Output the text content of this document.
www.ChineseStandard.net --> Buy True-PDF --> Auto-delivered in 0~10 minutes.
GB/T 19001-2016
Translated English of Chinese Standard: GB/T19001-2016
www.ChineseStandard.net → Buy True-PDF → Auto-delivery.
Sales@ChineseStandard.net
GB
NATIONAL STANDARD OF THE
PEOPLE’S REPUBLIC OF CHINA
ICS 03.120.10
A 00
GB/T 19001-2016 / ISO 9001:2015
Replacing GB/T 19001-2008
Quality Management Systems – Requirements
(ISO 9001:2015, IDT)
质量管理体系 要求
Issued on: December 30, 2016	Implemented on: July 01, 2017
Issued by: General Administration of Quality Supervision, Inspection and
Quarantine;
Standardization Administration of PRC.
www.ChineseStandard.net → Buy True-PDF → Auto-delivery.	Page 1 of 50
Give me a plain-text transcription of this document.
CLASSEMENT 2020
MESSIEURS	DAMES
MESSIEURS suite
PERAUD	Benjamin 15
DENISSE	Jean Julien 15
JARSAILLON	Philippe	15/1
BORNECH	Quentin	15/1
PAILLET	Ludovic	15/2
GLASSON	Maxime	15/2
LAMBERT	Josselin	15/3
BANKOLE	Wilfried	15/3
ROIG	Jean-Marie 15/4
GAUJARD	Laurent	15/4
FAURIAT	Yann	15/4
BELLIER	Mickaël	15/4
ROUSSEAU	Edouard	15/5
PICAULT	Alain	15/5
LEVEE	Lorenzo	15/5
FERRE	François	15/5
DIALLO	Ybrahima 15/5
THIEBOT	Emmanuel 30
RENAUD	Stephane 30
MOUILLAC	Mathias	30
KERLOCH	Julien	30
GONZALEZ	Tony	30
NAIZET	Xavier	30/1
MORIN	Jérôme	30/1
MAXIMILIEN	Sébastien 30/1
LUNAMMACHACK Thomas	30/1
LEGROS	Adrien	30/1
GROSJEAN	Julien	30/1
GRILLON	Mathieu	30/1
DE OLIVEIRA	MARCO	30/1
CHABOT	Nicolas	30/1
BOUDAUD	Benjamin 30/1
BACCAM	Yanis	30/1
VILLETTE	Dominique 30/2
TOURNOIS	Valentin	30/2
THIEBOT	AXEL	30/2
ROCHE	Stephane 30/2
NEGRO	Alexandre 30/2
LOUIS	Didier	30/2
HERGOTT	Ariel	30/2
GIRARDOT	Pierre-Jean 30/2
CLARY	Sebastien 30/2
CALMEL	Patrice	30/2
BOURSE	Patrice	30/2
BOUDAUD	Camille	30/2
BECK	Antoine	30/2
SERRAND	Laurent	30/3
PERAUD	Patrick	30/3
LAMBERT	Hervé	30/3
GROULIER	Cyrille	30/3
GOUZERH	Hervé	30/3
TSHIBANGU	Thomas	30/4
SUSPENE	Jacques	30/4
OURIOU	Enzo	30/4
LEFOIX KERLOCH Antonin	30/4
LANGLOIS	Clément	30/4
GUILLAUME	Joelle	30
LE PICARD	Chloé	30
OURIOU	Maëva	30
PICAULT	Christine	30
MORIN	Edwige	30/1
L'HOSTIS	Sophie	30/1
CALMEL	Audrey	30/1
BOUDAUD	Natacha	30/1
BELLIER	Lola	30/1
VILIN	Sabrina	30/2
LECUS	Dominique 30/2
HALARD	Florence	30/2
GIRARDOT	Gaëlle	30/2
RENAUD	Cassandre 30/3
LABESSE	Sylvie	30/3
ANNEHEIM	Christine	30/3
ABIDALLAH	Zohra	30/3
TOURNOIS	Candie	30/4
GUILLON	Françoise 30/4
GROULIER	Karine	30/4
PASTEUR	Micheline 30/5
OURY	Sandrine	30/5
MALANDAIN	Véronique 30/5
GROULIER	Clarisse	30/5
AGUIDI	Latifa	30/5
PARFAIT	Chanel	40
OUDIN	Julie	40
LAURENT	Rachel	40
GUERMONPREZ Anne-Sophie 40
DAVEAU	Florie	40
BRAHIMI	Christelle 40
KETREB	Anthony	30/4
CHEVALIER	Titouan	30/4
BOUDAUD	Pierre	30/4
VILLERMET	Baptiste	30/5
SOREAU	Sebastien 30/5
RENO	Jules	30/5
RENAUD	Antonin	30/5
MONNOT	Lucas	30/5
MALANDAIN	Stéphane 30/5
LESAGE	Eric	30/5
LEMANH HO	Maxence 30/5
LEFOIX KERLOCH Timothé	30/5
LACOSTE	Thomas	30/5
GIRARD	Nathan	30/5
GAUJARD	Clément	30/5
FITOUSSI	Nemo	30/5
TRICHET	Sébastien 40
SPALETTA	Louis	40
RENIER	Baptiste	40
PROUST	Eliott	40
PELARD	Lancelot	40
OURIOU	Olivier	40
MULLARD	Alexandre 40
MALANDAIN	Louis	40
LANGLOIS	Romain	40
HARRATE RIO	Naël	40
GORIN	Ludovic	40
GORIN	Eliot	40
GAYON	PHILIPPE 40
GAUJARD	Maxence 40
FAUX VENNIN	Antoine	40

....

Brief: Using the listing above, say how many of its lines contain the string "Thomas", giving nothing but the figure.

In response: 3